● **GOAL OF THE EXERCISE**
Your answer should be a single number: how many lines in the data below hold the string "Δείτε".
══ THE RECORDS ══
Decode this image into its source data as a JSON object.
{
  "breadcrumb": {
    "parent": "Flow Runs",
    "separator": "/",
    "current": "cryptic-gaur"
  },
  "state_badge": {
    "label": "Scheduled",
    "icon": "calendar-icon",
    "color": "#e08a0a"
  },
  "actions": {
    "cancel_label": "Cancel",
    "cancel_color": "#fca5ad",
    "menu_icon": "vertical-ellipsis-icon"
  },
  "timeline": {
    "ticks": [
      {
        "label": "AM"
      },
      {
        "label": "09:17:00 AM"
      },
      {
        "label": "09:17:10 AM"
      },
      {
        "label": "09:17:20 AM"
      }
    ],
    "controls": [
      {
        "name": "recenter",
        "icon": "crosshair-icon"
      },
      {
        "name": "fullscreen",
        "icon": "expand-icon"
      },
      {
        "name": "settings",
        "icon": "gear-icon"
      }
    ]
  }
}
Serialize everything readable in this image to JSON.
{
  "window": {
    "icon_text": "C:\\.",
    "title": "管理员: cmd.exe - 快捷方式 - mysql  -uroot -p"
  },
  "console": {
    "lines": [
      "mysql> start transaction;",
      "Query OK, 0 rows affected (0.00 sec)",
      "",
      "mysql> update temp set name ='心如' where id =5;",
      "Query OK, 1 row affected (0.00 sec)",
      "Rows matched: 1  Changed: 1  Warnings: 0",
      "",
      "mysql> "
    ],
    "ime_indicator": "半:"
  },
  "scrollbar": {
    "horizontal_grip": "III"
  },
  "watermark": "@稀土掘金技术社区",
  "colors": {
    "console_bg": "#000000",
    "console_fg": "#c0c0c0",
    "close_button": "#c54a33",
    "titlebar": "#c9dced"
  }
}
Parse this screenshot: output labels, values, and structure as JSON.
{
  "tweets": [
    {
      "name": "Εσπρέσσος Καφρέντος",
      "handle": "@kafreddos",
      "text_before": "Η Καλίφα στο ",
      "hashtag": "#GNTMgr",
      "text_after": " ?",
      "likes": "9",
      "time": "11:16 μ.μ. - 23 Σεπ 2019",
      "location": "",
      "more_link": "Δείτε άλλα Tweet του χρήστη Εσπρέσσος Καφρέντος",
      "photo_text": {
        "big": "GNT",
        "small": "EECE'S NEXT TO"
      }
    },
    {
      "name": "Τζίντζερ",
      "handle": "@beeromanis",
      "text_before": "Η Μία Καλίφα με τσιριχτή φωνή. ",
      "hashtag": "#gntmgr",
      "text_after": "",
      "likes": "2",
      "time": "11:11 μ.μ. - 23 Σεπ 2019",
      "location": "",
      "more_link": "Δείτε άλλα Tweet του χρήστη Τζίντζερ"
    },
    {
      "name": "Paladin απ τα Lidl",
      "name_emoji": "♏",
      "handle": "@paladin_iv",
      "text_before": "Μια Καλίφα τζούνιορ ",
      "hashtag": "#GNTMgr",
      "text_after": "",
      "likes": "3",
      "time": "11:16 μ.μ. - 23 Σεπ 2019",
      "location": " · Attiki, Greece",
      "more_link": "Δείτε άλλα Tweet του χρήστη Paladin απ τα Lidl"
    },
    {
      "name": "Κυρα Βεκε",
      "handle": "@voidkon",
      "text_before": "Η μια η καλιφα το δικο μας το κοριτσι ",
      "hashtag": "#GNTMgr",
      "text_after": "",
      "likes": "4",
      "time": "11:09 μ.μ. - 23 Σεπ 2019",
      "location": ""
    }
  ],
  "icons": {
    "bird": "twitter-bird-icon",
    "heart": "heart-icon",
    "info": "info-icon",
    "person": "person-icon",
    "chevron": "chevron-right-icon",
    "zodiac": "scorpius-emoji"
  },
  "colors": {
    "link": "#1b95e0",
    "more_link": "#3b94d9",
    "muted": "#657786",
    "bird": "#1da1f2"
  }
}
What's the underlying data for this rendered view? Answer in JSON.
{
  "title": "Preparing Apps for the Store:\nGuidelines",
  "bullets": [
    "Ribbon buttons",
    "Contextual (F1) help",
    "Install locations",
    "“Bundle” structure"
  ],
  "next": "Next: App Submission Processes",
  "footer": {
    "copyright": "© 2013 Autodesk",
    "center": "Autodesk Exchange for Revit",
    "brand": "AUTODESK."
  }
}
═══
● **TASK RESULT**
3